-------- Extracted entries --------

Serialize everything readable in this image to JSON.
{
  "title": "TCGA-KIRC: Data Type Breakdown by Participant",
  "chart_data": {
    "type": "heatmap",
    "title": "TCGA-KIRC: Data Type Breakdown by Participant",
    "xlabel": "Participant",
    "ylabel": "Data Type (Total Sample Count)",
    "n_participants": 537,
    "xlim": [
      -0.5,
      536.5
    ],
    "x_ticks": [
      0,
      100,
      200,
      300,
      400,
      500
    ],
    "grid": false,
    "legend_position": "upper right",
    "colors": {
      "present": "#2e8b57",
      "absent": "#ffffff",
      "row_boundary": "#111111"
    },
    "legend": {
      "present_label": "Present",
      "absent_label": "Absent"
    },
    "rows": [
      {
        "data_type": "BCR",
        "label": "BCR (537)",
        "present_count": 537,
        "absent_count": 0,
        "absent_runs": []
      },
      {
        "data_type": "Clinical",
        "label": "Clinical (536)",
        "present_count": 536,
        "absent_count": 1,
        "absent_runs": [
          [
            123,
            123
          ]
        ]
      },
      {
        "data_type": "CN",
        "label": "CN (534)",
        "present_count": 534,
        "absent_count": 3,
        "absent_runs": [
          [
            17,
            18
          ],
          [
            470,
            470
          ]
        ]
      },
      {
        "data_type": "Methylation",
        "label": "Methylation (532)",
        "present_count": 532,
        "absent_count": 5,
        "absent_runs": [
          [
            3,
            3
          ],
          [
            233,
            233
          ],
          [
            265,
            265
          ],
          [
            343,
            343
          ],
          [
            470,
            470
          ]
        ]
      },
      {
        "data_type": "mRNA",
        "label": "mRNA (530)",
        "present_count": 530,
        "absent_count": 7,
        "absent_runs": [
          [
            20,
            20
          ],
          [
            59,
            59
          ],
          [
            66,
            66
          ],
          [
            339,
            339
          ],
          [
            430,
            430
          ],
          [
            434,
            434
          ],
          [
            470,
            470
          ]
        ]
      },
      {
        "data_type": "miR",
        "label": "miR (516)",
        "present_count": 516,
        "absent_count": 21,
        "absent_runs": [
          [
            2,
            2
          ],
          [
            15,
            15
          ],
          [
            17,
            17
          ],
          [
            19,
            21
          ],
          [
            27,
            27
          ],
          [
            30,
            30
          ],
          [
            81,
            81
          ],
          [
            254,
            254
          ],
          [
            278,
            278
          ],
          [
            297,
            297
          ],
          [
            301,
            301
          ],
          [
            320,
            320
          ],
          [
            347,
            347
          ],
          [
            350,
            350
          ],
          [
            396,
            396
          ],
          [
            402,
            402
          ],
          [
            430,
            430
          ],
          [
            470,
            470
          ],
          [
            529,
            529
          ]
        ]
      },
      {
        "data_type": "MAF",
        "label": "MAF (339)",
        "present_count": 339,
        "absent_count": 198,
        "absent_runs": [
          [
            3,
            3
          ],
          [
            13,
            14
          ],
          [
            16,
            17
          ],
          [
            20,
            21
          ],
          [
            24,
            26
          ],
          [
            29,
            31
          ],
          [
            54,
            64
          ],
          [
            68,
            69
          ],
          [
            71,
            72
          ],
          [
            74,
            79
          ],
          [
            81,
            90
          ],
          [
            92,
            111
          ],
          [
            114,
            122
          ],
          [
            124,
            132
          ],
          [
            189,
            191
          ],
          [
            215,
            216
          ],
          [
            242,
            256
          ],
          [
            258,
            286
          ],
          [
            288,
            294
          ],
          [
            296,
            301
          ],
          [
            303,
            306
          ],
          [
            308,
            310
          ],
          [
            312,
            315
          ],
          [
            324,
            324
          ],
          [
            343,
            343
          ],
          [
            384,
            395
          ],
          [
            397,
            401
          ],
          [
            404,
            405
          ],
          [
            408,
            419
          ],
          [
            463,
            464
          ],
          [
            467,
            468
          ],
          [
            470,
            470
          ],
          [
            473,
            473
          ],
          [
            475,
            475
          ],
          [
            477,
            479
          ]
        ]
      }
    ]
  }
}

--------
-------- Extracted entries --------

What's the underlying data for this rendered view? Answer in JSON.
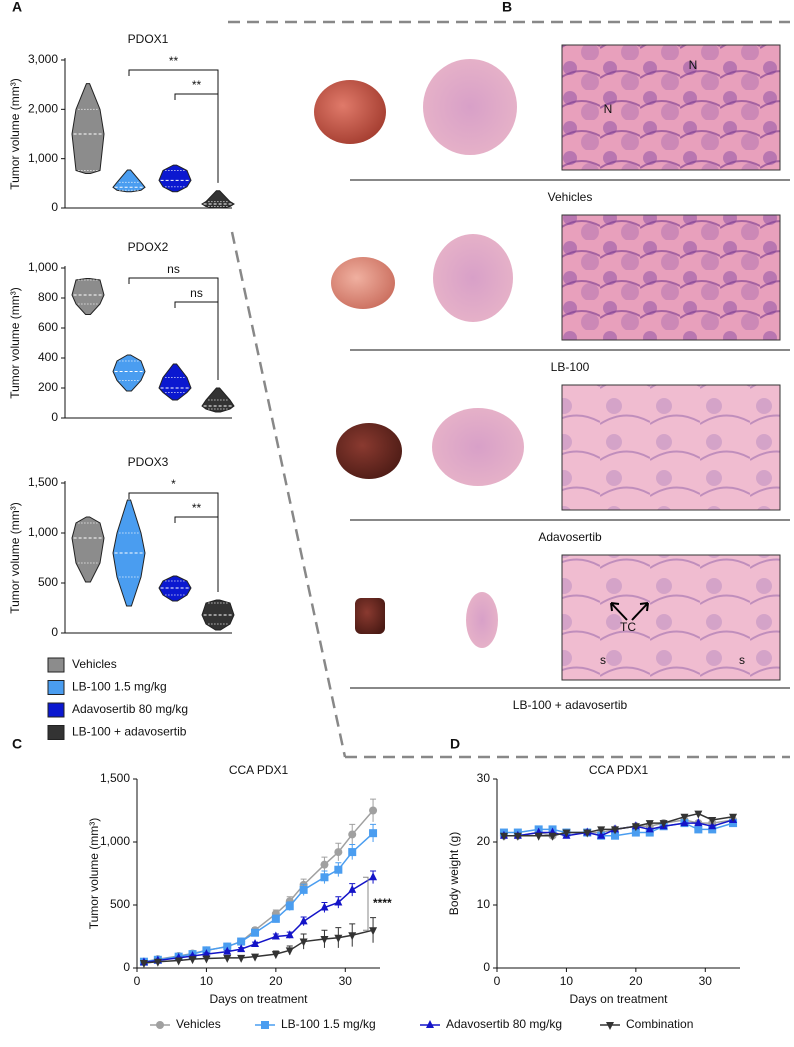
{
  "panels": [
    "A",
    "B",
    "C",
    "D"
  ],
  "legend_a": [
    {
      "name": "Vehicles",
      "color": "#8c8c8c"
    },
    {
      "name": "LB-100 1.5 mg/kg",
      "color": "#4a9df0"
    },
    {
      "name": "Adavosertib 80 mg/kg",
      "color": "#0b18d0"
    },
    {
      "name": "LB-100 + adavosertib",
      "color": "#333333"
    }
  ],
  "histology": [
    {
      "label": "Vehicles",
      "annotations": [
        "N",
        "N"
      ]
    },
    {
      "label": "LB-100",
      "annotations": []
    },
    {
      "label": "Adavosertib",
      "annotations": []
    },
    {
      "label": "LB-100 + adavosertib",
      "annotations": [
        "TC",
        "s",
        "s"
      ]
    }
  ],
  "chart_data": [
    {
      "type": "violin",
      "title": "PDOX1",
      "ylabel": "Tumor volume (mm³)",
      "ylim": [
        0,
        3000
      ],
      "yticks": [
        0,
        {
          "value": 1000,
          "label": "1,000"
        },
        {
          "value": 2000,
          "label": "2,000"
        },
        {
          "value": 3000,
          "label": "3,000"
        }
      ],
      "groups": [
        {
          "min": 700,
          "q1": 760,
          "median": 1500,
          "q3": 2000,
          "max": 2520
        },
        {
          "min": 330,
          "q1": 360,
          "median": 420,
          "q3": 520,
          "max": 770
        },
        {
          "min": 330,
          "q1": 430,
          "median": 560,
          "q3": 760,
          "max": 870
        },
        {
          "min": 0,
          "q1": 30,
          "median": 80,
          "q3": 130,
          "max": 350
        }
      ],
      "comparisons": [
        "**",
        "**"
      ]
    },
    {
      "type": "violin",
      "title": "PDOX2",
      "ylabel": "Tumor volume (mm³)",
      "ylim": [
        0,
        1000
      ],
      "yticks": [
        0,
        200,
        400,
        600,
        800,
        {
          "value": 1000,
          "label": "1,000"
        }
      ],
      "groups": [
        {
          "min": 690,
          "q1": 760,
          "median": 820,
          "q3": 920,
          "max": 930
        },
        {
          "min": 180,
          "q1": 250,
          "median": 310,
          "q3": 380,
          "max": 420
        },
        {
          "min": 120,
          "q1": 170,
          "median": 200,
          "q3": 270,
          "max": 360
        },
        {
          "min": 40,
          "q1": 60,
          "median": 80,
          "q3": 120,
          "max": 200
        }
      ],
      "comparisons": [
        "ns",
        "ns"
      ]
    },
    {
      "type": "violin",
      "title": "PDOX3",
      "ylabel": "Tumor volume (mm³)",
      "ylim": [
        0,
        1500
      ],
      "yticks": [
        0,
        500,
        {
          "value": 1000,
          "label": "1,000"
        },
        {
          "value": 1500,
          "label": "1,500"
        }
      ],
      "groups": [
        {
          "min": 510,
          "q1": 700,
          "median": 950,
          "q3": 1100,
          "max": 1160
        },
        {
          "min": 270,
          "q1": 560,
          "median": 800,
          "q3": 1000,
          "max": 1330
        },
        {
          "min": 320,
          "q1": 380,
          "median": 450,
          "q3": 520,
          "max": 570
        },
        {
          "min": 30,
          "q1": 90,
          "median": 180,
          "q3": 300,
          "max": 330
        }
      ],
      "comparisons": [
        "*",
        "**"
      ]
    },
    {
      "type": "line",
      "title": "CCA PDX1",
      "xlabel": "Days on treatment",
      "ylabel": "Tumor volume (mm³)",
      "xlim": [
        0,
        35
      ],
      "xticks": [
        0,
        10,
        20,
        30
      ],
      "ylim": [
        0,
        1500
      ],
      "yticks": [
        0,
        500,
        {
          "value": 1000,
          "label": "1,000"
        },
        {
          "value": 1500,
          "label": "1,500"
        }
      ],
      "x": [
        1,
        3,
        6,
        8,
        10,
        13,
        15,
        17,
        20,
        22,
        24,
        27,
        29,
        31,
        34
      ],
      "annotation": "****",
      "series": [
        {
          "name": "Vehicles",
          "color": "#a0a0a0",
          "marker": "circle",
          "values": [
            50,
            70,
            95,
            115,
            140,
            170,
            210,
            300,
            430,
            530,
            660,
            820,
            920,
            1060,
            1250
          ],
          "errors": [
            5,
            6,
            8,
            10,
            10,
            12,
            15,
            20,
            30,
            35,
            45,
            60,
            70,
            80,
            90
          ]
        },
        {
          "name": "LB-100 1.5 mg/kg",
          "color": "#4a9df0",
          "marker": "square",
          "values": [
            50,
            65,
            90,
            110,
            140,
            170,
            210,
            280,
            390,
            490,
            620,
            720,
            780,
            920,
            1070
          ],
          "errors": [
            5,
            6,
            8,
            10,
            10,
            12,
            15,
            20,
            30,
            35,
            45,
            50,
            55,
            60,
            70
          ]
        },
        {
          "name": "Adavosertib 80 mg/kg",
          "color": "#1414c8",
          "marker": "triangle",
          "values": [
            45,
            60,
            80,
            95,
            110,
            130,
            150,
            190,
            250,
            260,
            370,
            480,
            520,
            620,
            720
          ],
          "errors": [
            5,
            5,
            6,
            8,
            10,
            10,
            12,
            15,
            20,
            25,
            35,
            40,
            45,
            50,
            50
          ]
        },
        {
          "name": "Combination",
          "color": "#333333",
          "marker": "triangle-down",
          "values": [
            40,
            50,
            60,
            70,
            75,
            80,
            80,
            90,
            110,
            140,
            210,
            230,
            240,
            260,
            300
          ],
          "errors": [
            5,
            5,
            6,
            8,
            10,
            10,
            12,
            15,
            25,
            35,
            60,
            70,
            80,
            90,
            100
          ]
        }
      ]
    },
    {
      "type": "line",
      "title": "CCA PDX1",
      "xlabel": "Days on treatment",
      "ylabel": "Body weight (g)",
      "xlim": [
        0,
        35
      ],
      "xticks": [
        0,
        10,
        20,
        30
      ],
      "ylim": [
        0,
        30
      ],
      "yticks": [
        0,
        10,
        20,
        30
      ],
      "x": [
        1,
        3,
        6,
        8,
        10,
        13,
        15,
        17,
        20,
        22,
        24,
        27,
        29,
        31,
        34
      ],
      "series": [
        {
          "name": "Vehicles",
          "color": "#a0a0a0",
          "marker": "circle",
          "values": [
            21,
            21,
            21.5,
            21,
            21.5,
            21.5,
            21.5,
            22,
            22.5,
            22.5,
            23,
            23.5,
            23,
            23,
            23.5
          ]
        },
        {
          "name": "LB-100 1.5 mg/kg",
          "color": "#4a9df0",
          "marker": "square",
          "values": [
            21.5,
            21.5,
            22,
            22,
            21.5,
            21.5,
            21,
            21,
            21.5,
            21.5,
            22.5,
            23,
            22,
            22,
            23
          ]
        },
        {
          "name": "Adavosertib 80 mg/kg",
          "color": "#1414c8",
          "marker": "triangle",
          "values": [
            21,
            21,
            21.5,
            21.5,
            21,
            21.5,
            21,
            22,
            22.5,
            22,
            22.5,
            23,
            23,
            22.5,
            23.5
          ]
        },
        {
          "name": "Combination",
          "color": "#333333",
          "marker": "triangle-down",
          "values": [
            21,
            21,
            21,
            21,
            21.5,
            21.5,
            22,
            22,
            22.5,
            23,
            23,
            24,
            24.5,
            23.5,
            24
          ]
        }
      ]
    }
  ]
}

--------

_What you should do_
Counting every line of the records above that has the word "Vehicles", state the total and give nothing besides it.

_Answer box_
4